▶ **Prompt**: Take every line from the listing below that includes "Output" and copy it.

(Collected data)
# # # # # # #

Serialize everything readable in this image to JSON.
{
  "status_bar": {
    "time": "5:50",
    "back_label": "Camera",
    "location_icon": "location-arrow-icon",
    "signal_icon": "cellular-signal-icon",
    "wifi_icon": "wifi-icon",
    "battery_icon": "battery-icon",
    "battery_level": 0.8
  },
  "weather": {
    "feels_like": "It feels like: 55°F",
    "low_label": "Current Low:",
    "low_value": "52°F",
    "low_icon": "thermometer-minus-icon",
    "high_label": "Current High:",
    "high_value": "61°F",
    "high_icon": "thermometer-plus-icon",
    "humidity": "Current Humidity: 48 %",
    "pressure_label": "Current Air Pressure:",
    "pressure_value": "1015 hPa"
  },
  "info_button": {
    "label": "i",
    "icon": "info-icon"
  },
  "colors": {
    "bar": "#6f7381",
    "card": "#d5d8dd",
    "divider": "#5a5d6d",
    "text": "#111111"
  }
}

# # # # # # #

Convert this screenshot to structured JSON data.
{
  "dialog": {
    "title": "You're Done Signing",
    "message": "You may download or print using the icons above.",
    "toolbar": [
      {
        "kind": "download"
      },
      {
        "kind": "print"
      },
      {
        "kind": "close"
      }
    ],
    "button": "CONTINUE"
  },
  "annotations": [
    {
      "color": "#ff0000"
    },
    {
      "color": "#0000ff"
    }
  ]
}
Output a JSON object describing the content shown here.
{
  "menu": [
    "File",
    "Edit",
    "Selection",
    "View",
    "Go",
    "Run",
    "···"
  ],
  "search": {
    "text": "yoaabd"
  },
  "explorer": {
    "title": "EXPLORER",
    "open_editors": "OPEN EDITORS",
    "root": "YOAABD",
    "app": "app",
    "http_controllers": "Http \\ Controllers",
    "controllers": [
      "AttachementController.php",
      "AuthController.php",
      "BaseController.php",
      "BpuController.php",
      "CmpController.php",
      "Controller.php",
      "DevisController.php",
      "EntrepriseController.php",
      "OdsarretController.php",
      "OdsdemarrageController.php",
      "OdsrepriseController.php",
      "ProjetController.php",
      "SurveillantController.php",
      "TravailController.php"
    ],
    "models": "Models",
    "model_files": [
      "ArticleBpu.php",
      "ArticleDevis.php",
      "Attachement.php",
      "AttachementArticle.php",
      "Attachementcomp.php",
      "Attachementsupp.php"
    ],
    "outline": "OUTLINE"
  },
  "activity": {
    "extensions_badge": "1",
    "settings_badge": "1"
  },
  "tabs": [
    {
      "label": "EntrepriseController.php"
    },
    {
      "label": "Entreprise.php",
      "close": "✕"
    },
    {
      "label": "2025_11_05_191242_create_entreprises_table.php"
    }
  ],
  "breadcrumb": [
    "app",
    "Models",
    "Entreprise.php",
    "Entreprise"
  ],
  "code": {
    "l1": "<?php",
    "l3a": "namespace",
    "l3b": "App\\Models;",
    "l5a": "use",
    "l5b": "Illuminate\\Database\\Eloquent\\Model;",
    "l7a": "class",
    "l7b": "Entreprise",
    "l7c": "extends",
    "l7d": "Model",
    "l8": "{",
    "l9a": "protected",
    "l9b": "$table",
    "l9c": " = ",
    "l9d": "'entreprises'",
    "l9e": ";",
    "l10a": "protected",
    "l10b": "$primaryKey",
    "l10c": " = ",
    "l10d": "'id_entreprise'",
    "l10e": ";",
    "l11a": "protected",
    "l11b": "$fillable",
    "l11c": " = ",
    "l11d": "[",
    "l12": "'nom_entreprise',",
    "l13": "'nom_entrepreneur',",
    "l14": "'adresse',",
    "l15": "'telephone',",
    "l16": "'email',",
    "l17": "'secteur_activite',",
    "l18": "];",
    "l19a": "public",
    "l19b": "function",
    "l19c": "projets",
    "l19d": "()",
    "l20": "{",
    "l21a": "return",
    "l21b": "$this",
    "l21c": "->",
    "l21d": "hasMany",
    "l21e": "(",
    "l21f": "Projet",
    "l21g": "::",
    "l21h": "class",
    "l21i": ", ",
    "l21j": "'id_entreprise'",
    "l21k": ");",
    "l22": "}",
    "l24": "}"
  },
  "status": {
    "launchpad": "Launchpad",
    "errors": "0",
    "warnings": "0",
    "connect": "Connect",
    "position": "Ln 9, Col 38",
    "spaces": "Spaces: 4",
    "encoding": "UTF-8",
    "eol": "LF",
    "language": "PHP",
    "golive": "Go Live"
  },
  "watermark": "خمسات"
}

# # # # # # #

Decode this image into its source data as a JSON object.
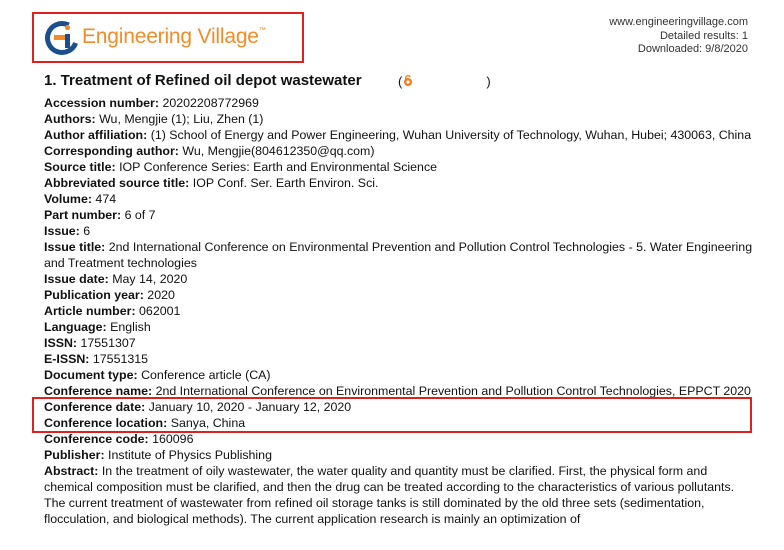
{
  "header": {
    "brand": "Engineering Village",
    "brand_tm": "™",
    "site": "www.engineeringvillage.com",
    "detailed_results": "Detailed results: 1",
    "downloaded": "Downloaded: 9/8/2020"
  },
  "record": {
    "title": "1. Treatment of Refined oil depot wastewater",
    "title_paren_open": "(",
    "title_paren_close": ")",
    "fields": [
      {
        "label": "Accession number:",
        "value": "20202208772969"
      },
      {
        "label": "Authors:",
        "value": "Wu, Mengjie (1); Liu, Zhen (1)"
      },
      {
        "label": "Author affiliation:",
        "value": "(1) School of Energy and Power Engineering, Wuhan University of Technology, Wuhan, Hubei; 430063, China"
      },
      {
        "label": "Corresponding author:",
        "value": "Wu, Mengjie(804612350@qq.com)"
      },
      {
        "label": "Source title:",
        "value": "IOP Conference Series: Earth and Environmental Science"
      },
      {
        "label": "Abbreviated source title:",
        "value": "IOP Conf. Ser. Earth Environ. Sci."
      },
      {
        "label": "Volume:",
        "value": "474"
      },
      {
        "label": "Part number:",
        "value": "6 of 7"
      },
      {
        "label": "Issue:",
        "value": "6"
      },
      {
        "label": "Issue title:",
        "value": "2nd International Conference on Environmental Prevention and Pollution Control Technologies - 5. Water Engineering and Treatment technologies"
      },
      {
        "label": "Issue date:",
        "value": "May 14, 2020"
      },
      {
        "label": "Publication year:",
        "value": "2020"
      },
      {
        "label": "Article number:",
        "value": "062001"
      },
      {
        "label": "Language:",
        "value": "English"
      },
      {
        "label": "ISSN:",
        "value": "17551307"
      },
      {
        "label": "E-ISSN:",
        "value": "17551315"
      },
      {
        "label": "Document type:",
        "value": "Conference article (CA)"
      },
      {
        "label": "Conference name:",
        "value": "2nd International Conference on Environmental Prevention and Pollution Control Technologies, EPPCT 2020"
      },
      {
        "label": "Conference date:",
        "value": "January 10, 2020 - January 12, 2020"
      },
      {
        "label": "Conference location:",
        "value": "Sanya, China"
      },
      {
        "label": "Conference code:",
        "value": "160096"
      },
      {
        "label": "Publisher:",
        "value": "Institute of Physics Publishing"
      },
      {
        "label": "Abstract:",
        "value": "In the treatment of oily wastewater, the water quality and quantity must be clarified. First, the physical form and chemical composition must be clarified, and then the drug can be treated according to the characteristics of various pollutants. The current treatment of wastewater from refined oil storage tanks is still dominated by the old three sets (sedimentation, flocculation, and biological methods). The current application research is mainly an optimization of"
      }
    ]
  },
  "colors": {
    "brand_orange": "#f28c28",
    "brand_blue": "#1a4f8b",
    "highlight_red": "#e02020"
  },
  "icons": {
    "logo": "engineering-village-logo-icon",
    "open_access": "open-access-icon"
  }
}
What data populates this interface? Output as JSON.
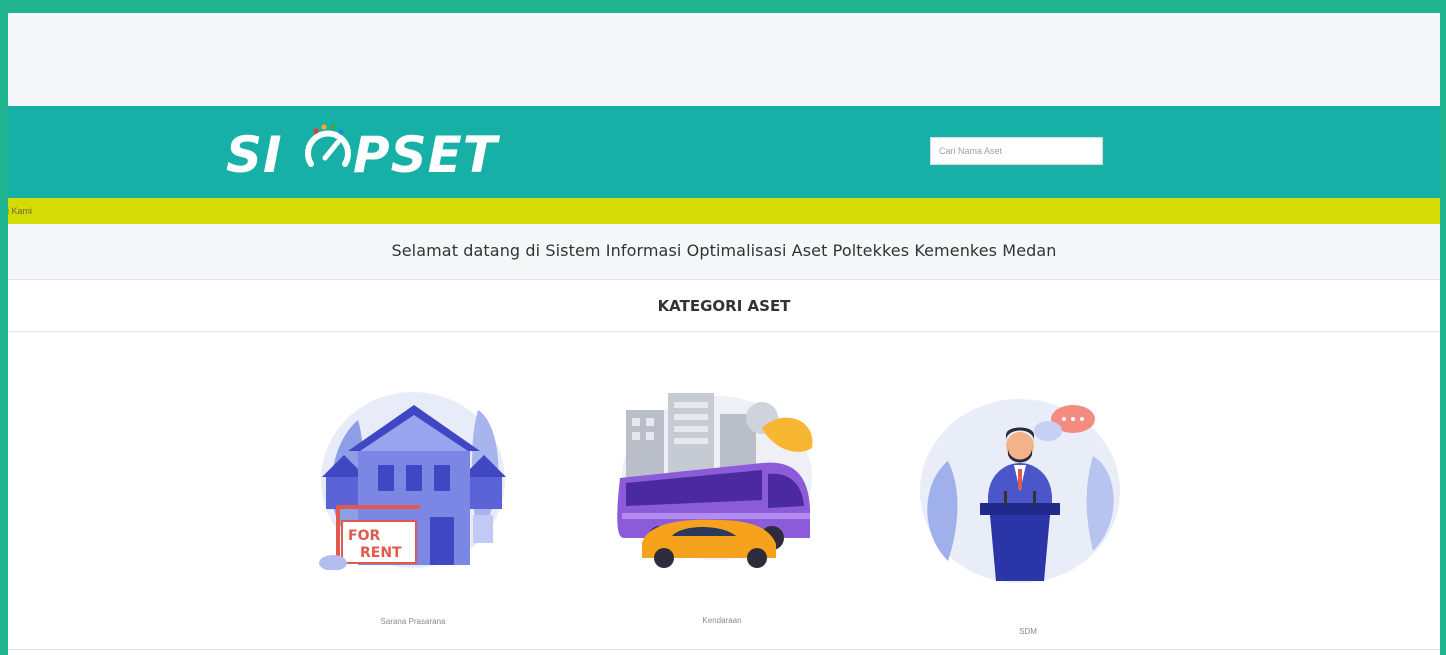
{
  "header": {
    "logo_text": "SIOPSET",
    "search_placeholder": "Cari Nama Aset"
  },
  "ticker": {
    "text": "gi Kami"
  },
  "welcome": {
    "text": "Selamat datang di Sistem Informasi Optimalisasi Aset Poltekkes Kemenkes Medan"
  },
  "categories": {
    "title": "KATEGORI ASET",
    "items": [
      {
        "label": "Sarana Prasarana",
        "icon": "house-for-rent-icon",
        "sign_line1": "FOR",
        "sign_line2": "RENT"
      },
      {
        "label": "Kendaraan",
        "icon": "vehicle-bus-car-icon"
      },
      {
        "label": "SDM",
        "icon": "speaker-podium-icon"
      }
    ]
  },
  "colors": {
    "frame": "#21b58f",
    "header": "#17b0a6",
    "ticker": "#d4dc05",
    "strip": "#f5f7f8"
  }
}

# # # # # # #

▶ **Correct result**:
Output a JSON object describing the content shown here.
What data populates this interface? Output as JSON.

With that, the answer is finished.